BEGIN Material for this task
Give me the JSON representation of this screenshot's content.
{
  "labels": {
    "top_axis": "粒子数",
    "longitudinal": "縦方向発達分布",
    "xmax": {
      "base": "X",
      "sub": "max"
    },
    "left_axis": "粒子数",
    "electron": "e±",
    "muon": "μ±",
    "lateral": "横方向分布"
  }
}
END Material for this task
(The task)
Reproduce the listing shown above in its entirety, exactly.

(Solution)
Give me the JSON representation of this screenshot's content.
{
  "labels": {
    "top_axis": "粒子数",
    "longitudinal": "縦方向発達分布",
    "xmax": {
      "base": "X",
      "sub": "max"
    },
    "left_axis": "粒子数",
    "electron": "e±",
    "muon": "μ±",
    "lateral": "横方向分布"
  }
}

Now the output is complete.